(Data excerpts)
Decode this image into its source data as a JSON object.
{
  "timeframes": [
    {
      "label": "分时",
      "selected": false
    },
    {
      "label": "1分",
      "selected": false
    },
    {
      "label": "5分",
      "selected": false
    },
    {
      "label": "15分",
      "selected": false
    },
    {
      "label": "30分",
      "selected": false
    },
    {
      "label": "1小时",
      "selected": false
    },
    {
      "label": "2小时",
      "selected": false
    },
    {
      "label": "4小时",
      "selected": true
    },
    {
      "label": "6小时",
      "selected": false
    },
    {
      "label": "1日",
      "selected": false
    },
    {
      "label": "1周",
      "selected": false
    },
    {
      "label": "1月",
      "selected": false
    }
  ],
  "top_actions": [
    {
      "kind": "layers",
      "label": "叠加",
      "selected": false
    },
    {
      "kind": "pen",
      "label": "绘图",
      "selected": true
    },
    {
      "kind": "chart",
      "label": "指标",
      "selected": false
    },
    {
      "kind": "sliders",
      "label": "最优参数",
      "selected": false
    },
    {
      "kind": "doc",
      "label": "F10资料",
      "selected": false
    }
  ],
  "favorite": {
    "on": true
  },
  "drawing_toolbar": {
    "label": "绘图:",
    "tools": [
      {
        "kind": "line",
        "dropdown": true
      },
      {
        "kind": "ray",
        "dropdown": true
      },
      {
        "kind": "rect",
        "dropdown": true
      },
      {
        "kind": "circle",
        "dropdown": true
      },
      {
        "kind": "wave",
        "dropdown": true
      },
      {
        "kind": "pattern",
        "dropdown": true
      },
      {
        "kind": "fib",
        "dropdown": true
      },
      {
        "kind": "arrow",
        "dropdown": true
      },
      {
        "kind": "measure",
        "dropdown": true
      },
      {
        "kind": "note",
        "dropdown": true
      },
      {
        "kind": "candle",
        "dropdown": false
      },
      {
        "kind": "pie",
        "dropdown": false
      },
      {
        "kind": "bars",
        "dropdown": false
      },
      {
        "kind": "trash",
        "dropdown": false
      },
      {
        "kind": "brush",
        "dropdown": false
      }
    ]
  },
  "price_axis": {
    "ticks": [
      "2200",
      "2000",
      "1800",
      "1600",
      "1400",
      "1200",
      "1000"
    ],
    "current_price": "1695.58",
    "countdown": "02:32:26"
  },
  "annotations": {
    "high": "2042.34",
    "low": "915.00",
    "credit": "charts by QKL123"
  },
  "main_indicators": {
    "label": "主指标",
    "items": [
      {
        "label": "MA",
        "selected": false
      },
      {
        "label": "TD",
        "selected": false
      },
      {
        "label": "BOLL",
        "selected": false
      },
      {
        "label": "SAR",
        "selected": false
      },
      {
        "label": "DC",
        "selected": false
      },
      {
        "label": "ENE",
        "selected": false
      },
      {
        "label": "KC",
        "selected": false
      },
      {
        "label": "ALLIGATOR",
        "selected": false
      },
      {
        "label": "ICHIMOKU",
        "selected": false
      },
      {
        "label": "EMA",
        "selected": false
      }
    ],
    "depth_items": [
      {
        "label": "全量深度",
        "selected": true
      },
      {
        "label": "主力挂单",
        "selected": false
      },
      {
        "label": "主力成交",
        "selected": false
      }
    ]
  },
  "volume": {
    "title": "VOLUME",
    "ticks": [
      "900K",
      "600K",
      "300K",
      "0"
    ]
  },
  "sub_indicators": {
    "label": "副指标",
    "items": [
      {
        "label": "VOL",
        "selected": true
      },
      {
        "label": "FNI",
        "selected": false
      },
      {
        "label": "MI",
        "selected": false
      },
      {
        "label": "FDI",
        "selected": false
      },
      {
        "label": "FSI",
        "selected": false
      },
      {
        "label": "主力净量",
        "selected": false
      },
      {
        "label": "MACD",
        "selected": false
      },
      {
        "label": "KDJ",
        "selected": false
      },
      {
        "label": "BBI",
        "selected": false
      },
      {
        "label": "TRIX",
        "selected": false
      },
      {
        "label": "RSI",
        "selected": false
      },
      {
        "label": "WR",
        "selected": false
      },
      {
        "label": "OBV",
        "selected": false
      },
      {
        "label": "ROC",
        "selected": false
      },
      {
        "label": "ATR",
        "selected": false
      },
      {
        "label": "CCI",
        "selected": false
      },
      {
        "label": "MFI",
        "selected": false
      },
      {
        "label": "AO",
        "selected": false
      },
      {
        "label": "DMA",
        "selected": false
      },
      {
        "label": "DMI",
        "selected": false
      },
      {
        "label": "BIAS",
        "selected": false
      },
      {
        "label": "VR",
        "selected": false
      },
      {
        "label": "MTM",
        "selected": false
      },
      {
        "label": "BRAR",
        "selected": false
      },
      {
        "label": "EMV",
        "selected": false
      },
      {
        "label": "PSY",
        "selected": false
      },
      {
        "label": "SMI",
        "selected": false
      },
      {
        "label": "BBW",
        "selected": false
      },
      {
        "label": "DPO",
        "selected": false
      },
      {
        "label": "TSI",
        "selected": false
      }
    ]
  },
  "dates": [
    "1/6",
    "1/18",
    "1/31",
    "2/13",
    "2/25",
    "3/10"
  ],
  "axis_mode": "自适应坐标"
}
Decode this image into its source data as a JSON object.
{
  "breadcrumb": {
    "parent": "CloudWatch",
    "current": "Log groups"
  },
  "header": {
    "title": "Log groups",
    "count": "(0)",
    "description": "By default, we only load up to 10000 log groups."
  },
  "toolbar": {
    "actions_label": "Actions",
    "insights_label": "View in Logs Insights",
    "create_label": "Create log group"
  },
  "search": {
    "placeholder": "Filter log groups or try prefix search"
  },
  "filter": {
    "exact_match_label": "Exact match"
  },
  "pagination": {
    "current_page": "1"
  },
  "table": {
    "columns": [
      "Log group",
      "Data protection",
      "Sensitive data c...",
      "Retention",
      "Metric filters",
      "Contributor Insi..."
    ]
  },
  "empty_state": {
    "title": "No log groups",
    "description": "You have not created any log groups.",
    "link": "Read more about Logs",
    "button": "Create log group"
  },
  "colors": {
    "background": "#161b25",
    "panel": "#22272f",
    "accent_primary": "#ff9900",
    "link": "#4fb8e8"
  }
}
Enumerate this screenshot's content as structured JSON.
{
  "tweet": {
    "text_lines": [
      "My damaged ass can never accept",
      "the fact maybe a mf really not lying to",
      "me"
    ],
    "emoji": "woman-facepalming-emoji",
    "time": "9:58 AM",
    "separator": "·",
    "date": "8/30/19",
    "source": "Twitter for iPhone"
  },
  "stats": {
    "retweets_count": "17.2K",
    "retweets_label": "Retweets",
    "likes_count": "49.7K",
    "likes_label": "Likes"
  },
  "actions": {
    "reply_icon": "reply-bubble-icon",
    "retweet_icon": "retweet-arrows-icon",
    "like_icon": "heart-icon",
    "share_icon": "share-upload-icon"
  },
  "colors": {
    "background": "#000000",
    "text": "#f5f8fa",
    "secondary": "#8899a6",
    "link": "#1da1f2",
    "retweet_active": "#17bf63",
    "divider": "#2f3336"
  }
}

## Stated goal
From the entries, copy out each line containing the word "Logs".

## Complete answer
    "insights_label": "View in Logs Insights",
    "link": "Read more about Logs",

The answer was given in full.